### Article
• • • • •

In another example, the approaches described can also be used to allow an entity to ship a system from one site to another with the same protections. This can allow an entity to ship a system from a central site to remote locations and verify that no compromises occurred in the entity's own “supply chain.” Also, similar approaches can be used for systems “at rest” which have been deployed in a non-secure location or even a secure location. The system can be left in Secure Transit or Rest Mode at all times to prevent malicious modification to the system. In some of these examples, parts of the inventories may not be taken, for example, firmware revision inventories. This would allow updating the firmware as needed on such a system without taking it out of the secure mode while still protecting against hardware changes or configuration setting changes.
In some examples, the computing devices 100, 200 can also include Input/Output interfaces, which may be used to communicate with other devices, for example, via a network, provide audible information, provide visual information, etc. The input/output interfaces may also be used to implement other input/output, for example, storage functionality (e.g., access to one or multiple storage arrays).
Firmware engine 110 can be implemented using instructions executable by a processor and/or logic. In some examples, the firmware engine can be implemented as platform firmware. Platform firmware may include an interface such as a basic input/output system (BIOS) or unified extensible firmware interface (UEFI) to allow it to be interfaced with. The platform firmware can be located at an address space where the processing element 130 (e.g., CPU) for the computing device 100, 200 boots. In some examples, the platform firmware may be responsible for a power on self-test for the computing device 100, 200. In other examples, the platform firmware can be responsible for the boot process and what, if any, operating system to load onto the computing device 100, 200. Further, the platform firmware may be capable to initialize various components of the computing device 100, 200 such as peripherals, memory devices 132, memory controller settings, storage controller settings, bus speeds, video card information, etc.

• • • • •

### Task to complete
Extend the passage on platform firmware, picking up right after its final sentence. These items come from a different source than the passage on platform firmware.

### Data section
• • • • •

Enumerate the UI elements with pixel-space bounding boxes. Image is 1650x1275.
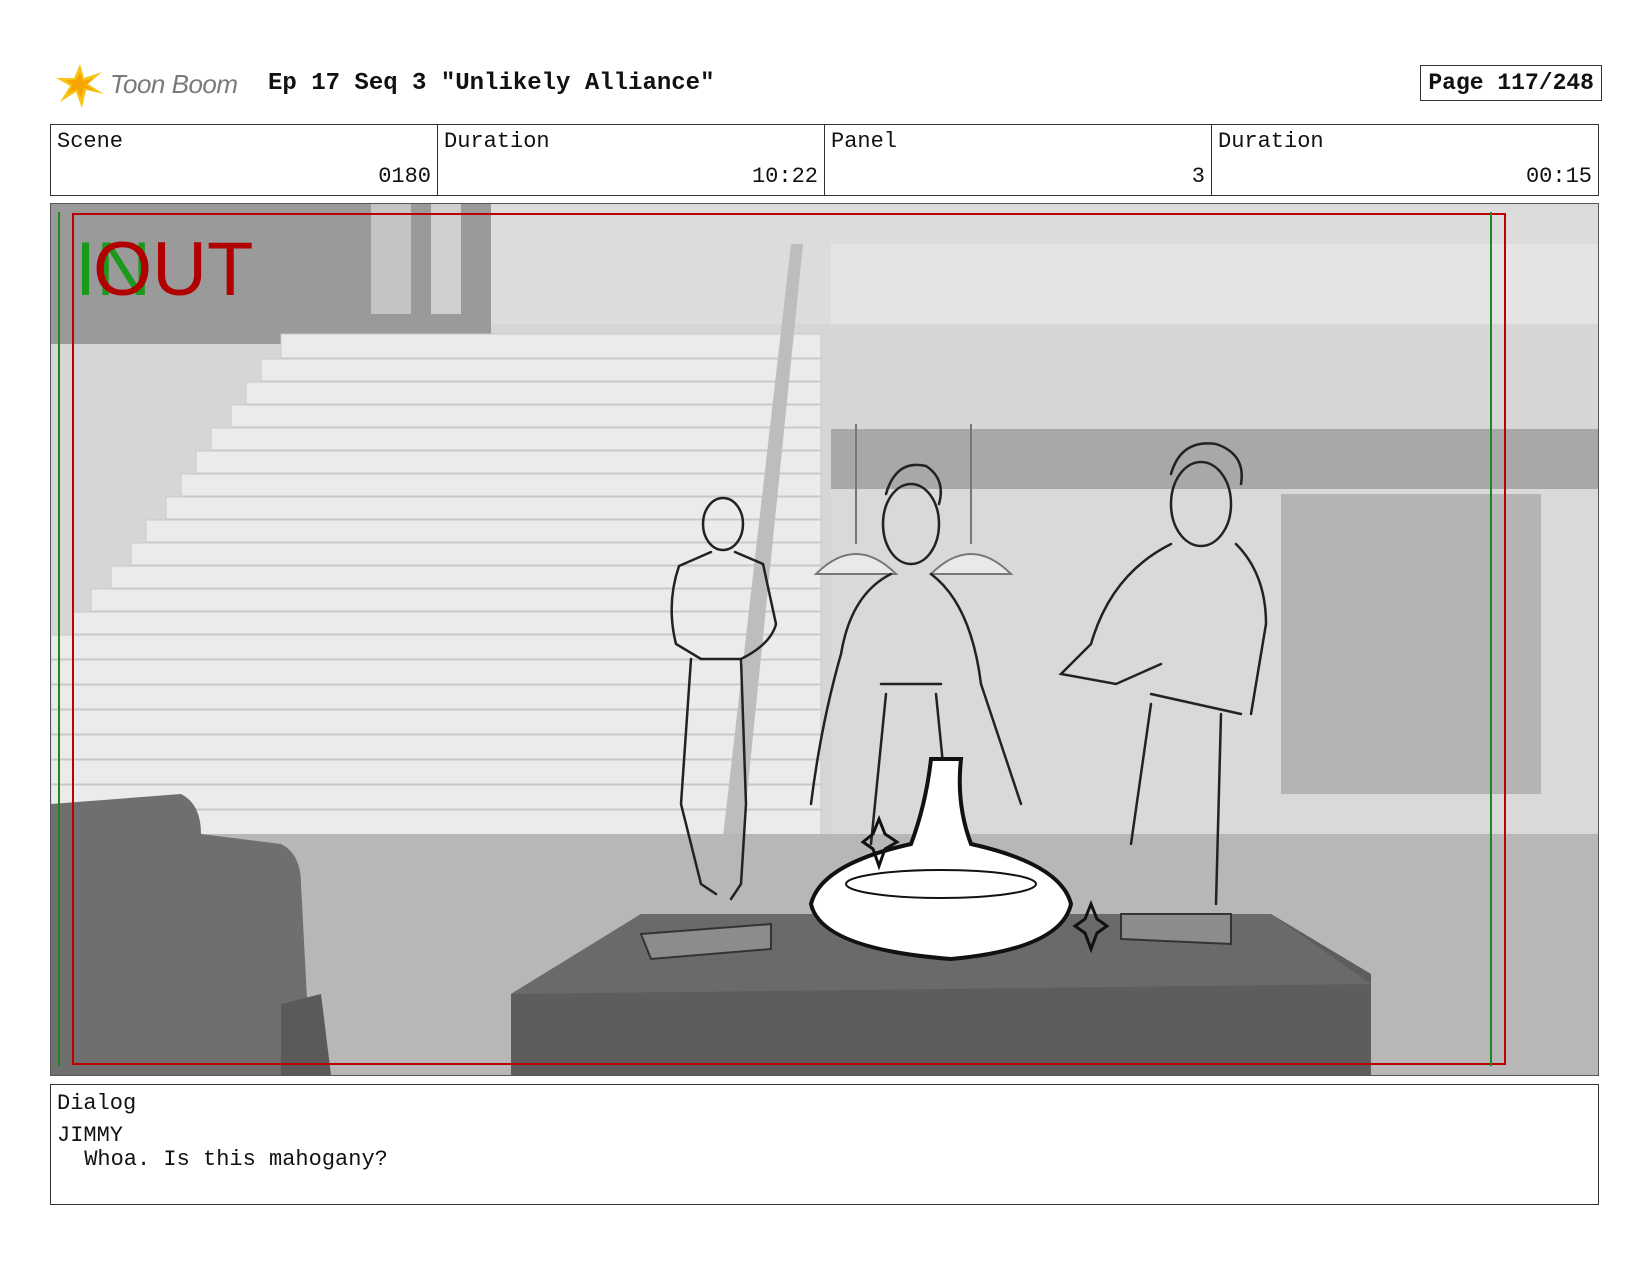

• • • • •

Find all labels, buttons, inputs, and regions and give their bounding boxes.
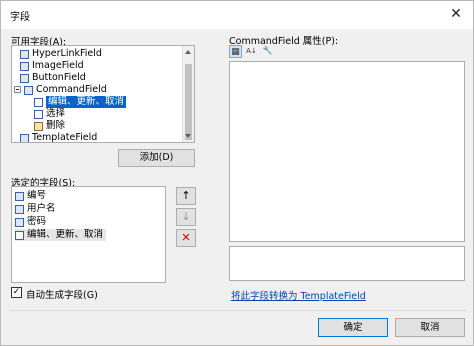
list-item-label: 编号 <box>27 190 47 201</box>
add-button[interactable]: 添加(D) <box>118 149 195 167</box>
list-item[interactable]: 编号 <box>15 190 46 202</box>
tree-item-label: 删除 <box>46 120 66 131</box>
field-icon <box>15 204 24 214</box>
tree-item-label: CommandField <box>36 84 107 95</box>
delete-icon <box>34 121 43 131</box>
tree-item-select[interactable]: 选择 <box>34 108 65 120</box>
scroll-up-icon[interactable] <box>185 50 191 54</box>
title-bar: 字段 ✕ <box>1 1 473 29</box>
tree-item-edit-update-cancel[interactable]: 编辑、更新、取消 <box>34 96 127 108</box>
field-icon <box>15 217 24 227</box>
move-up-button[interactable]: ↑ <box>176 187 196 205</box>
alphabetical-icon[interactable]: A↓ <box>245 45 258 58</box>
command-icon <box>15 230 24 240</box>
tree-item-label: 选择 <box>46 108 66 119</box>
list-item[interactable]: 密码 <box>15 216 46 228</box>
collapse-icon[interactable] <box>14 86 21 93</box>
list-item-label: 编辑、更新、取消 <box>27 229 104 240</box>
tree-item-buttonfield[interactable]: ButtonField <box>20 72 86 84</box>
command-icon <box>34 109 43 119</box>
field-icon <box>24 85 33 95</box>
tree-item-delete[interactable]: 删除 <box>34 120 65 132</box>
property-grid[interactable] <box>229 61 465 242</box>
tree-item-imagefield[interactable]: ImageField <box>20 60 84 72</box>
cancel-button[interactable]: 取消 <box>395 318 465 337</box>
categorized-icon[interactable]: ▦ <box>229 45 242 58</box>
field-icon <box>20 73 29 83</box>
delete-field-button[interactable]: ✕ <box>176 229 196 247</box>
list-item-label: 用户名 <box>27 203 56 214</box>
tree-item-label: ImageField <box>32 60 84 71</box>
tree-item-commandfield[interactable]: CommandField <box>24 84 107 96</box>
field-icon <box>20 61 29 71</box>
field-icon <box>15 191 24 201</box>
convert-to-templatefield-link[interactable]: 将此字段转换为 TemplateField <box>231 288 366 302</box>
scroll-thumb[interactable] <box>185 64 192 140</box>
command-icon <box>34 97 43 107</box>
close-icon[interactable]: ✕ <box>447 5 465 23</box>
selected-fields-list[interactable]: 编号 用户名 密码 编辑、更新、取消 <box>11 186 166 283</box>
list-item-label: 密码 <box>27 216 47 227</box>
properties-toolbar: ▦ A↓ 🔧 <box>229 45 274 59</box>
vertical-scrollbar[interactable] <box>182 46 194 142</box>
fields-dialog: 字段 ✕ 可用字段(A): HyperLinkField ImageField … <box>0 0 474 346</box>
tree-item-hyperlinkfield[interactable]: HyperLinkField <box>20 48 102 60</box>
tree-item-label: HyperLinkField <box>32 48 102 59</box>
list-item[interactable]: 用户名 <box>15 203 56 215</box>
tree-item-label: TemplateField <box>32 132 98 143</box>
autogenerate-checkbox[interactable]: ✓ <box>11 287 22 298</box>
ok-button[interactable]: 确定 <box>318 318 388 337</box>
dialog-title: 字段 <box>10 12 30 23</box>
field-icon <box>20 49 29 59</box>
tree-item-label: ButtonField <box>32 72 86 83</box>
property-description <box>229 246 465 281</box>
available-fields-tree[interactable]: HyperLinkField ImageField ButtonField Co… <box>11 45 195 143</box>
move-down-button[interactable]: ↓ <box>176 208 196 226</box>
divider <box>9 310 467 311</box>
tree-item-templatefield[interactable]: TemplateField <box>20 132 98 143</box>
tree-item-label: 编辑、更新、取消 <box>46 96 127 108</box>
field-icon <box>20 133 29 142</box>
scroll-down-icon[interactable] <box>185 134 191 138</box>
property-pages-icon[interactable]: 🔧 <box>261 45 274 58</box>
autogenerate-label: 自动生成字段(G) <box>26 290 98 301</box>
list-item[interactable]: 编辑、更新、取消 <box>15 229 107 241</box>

• • • • •

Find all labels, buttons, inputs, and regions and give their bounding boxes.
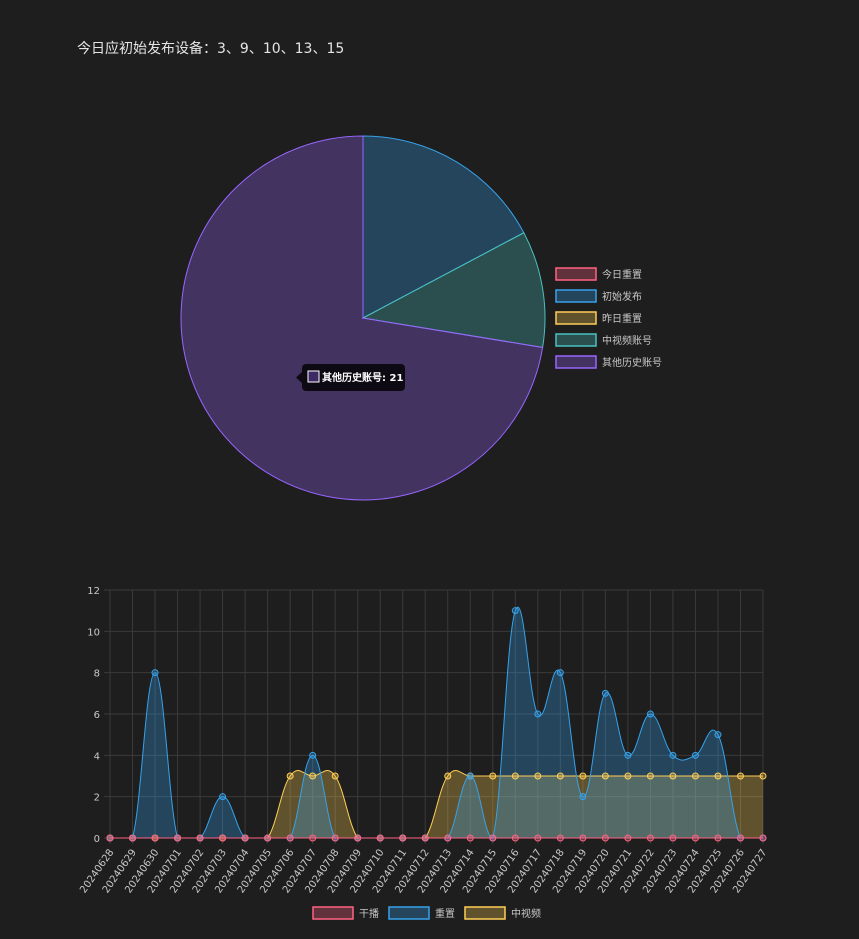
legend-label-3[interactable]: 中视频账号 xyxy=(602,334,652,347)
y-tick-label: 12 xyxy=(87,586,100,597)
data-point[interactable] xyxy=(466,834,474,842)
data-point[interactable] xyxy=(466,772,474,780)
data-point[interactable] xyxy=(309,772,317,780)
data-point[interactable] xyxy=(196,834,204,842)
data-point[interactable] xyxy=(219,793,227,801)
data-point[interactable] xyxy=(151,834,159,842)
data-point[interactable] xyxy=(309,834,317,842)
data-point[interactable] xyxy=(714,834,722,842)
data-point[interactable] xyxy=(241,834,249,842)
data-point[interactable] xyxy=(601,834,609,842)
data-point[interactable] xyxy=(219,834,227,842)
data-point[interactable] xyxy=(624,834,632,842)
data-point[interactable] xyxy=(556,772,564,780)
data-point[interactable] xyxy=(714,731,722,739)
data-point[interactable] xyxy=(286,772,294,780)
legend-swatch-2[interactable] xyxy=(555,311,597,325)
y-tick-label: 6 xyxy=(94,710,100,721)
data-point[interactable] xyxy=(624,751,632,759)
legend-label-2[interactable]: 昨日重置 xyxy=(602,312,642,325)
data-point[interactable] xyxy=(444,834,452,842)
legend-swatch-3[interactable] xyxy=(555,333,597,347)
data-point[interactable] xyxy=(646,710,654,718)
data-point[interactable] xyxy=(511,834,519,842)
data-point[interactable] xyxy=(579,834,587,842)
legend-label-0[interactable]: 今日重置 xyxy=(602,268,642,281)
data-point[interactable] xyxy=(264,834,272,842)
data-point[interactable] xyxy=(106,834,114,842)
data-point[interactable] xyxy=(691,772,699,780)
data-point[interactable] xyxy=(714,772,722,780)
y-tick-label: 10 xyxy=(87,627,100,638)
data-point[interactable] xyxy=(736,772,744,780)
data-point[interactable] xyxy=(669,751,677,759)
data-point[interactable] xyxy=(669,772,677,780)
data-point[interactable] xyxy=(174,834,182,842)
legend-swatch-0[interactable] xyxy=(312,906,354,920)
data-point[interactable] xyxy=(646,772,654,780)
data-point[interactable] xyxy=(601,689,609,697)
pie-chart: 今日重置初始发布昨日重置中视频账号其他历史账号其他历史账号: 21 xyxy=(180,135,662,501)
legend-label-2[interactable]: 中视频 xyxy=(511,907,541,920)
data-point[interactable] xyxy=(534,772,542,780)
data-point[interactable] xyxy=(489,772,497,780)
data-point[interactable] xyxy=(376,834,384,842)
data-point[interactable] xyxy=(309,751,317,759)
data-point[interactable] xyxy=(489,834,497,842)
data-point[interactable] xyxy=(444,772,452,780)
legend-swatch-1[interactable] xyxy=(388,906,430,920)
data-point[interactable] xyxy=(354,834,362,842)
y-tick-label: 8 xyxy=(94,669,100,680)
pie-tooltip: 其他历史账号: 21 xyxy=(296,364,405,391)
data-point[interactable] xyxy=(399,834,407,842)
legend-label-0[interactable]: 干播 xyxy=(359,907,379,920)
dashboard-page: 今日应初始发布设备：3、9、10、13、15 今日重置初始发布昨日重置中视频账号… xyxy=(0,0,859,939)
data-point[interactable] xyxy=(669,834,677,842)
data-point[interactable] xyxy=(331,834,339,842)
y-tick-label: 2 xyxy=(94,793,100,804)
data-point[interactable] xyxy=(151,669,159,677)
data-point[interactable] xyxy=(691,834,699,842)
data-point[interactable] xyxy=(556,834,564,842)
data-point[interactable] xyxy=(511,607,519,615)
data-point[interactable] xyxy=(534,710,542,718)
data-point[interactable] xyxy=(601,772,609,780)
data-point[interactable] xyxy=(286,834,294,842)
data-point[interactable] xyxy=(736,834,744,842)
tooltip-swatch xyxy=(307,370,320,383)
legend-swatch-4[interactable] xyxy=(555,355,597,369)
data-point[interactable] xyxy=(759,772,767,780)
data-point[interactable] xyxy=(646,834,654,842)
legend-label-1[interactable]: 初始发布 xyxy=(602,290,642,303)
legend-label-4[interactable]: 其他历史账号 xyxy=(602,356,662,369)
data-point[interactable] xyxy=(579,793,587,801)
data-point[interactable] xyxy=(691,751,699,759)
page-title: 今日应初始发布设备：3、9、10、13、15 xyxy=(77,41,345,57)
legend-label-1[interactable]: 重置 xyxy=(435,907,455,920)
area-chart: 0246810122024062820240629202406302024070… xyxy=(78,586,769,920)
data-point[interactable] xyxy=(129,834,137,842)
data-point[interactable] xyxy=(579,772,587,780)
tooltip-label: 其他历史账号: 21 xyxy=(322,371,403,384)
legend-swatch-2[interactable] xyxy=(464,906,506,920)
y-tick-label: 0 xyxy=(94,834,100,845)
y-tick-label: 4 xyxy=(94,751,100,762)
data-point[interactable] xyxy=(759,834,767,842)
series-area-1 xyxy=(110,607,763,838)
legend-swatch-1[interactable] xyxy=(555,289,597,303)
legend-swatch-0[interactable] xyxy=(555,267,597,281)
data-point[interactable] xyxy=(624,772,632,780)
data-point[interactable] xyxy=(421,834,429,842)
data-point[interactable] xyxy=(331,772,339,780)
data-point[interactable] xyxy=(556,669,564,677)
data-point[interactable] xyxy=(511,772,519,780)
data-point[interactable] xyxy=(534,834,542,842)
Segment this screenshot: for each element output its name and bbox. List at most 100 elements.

• • • • •

### Result of the exercise
In some examples, the BMC 214 can be used to implement services for the computing device 200. BMC 214 can be implemented using a separate processor from the processing element 130 that is used to execute a high level operating system. BMCs can provide so-called “lights-out” functionality for computing devices. The lights out functionality may allow a user, such as a systems administrator, to perform management operations on the computing device 200 even if an operating system is not installed or not functional on the computing device. Moreover, in one example, the BMC 214 can run on auxiliary power, thus the computing device 200 need not be powered on to an on state where control of the computing device 200 is handed over to an operating system after boot. As examples, the BMC 214 may provide so-called “out-of-band” services, such as remote console access, remote reboot and power management functionality, monitoring health of the system, access to system logs, and the like. As used herein, a BMC 214 has management capabilities for sub-systems of a computing device 200, and is separate from a processor or processing element 130 that executes a main operating system of a computing device (e.g., a server or set of servers).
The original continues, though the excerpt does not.